**WHAT YOU WILL DO**
Copy each line of the entries beneath that contains the word "Richard".

**RECORDS FOR THE EXERCISE**
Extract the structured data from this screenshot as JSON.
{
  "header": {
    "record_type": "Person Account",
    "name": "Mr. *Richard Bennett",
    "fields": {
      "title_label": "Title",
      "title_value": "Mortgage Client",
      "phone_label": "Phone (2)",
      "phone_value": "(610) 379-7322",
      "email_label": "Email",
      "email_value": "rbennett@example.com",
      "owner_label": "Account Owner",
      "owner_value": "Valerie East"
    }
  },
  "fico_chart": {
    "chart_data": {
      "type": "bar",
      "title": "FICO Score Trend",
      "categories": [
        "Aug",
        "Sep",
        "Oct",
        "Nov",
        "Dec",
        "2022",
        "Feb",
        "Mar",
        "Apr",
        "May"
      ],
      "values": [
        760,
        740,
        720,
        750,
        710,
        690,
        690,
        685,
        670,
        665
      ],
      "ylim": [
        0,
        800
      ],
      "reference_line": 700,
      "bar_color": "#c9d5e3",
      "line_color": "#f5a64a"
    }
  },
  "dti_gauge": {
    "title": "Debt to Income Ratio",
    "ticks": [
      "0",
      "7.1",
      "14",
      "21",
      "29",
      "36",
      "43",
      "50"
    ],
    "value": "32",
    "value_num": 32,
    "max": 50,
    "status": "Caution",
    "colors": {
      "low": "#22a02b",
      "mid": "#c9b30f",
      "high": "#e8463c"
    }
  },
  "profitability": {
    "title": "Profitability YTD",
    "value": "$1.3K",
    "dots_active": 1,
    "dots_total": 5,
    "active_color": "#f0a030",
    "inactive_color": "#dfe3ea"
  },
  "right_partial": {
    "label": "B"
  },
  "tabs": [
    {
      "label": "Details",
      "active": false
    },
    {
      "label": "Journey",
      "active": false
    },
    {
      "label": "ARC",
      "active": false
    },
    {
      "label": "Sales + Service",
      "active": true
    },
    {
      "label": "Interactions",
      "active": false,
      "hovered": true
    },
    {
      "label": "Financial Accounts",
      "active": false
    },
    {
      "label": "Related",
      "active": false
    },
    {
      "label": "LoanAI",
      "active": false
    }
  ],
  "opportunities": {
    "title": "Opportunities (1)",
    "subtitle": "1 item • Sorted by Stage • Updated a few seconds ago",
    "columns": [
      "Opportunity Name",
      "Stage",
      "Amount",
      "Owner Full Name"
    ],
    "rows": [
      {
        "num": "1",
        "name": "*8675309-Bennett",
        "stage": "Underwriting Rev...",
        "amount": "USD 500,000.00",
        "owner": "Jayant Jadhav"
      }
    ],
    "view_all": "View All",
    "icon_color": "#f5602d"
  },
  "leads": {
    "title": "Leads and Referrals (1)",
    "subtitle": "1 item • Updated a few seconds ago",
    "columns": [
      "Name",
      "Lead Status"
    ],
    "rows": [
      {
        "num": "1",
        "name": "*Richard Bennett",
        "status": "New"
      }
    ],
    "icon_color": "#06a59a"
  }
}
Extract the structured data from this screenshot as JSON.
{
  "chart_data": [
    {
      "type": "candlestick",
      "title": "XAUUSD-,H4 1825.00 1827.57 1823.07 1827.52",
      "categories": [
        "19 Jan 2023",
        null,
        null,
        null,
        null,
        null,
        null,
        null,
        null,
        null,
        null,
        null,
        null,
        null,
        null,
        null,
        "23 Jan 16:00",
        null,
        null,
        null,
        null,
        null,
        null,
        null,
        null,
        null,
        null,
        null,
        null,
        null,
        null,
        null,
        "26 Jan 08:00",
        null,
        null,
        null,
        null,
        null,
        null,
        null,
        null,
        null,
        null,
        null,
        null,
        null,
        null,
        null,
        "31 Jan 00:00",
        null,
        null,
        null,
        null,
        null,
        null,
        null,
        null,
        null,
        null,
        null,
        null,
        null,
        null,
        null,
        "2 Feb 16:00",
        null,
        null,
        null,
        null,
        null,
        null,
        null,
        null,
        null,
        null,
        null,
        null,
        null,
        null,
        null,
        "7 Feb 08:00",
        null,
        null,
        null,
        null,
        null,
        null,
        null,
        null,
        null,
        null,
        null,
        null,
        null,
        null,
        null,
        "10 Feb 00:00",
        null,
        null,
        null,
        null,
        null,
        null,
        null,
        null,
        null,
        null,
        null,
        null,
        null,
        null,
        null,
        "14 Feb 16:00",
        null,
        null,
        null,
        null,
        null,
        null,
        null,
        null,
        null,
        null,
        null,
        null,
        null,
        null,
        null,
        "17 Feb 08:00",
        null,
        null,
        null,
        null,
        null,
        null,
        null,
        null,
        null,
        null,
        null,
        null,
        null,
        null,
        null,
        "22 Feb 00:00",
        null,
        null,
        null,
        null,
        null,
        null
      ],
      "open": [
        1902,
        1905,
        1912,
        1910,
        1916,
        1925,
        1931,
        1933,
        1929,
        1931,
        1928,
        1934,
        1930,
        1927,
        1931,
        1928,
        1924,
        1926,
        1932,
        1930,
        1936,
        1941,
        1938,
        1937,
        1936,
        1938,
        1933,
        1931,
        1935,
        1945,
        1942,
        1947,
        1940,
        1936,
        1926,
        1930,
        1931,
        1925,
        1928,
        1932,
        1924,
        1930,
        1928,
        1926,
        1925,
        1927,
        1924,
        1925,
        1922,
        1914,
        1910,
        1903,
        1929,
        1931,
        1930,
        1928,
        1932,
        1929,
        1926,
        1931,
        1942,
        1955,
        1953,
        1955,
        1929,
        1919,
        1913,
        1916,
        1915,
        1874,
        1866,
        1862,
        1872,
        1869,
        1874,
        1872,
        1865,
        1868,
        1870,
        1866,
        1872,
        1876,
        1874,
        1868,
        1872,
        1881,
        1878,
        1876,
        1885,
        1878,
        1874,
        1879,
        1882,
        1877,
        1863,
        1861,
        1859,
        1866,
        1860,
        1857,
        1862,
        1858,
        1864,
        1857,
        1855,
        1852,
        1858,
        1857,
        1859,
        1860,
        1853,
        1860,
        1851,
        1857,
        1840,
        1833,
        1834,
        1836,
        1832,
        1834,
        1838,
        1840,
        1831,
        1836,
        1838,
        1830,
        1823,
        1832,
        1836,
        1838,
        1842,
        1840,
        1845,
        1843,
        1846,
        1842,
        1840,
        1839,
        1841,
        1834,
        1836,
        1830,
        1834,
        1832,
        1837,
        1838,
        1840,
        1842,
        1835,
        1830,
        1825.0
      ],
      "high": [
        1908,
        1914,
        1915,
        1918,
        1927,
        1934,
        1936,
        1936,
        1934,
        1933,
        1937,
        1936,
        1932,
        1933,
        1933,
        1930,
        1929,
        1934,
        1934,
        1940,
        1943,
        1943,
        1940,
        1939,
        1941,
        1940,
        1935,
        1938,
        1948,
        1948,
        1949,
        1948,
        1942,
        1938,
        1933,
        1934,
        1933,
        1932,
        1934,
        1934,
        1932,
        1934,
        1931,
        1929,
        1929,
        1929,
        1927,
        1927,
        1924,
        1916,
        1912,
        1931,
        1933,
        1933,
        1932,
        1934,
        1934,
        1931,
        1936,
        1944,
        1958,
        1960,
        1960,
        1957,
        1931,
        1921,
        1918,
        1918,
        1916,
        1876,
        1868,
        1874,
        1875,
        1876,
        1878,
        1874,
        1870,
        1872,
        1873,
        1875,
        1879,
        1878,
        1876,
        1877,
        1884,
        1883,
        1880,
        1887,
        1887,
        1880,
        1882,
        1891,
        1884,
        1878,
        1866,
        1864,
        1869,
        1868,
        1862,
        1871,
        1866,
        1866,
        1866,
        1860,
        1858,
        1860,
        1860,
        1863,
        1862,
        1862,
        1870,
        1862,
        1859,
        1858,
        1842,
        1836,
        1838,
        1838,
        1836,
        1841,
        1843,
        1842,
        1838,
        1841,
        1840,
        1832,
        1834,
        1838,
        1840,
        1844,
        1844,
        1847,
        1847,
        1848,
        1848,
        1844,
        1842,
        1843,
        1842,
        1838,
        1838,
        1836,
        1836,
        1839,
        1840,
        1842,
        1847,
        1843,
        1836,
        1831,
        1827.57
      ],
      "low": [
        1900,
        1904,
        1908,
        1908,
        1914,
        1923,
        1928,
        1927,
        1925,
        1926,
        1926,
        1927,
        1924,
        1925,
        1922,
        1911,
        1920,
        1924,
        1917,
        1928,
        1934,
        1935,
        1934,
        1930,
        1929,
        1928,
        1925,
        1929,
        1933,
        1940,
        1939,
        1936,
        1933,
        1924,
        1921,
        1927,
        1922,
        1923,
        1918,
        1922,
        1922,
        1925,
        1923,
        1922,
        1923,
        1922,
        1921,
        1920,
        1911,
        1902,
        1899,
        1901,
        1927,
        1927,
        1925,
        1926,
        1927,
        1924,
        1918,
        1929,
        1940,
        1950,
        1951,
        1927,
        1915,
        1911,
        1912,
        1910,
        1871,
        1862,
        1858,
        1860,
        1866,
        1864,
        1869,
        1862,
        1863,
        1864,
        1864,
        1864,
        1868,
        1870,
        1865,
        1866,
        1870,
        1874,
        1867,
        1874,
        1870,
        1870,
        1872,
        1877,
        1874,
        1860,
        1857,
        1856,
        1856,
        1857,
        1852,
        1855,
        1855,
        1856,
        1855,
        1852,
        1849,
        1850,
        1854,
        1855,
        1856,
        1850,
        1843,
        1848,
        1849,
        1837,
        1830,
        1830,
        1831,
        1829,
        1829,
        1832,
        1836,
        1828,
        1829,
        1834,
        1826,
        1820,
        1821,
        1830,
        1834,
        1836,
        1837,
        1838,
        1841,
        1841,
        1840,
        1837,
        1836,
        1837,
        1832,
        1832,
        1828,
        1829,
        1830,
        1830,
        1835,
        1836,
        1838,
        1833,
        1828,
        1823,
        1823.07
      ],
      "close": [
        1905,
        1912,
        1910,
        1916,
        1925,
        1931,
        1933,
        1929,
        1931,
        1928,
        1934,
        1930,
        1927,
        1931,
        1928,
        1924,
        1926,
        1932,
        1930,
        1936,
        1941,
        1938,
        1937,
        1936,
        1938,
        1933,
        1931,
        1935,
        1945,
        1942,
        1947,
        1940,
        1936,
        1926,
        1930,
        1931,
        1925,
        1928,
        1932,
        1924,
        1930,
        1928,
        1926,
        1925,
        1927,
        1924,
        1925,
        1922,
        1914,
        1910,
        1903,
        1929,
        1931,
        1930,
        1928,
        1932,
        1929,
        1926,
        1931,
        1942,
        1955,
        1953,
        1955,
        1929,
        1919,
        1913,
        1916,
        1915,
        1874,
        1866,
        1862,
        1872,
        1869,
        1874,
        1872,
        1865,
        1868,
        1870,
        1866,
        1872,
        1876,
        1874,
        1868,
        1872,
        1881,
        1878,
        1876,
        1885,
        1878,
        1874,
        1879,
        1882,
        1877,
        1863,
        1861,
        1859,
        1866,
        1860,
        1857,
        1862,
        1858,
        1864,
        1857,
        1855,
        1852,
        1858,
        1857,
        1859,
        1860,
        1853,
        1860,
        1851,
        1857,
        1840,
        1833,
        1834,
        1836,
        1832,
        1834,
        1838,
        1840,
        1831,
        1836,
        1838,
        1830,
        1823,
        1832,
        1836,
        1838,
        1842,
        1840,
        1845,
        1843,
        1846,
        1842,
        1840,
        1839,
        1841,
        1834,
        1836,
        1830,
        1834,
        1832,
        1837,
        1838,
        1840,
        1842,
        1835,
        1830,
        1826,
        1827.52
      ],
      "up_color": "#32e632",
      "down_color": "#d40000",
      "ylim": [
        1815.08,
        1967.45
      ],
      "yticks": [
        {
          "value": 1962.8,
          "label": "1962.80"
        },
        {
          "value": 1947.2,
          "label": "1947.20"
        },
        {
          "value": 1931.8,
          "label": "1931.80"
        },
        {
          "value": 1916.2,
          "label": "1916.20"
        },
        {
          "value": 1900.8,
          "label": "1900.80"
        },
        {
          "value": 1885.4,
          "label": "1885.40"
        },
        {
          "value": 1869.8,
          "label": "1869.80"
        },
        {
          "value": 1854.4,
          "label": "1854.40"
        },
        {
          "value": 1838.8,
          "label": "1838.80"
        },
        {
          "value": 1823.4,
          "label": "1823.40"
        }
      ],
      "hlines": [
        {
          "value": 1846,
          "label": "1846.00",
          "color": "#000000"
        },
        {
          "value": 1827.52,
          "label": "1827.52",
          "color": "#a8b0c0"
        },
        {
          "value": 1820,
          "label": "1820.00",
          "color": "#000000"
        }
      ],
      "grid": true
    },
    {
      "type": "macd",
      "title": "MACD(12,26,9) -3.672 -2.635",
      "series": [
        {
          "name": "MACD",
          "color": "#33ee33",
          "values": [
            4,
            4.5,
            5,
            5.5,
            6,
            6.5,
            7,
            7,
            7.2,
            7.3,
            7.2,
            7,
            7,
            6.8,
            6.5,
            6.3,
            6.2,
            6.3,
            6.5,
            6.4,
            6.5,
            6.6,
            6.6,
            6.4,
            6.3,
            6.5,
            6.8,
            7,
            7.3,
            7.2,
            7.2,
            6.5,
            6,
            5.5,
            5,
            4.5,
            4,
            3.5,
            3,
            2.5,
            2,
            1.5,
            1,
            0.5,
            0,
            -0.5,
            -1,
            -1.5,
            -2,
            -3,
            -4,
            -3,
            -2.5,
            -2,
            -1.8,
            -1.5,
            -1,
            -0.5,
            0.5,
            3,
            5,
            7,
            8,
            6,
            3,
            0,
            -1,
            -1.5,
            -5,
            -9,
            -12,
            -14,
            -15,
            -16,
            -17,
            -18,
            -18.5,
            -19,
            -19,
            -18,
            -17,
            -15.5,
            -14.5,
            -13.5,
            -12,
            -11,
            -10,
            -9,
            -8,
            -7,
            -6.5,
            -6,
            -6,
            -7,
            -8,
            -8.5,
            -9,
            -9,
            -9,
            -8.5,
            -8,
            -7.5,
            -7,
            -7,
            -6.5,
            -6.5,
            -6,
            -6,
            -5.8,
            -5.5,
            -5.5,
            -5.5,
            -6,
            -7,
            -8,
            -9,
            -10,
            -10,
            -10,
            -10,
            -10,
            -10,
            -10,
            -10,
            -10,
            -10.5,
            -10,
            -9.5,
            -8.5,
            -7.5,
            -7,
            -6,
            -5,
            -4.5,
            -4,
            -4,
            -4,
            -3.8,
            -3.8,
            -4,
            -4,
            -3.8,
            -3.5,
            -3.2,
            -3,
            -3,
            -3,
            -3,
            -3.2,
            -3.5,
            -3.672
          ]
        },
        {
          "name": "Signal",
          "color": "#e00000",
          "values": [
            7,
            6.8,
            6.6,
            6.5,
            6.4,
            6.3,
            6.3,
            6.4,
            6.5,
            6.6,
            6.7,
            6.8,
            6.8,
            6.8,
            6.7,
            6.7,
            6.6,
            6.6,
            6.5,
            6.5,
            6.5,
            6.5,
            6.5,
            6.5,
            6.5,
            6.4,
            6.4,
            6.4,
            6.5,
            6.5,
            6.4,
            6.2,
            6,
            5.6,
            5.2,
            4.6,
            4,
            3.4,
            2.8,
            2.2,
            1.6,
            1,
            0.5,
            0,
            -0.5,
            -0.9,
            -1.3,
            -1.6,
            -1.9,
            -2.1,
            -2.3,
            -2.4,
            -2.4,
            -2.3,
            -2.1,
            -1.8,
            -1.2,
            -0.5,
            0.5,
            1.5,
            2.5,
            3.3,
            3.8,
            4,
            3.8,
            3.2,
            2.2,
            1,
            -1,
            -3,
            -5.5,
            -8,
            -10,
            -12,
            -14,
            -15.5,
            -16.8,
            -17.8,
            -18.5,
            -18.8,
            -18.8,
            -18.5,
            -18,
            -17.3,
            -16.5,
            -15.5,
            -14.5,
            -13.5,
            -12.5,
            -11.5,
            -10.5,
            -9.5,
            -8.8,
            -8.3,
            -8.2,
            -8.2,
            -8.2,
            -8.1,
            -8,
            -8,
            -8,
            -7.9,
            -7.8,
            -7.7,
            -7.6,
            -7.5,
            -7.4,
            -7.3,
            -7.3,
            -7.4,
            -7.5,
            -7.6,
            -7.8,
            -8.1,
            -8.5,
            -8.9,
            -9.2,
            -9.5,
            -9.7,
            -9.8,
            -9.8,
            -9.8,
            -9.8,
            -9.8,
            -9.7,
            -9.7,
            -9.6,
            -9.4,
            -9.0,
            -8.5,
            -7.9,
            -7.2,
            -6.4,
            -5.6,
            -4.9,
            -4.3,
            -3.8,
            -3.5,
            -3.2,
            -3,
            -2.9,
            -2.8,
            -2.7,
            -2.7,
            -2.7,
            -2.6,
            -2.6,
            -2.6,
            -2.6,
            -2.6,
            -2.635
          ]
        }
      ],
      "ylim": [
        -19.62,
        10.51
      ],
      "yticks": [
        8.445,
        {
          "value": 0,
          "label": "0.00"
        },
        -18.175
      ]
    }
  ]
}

**ANSWER BELOW**
    "name": "Mr. *Richard Bennett",
        "name": "*Richard Bennett",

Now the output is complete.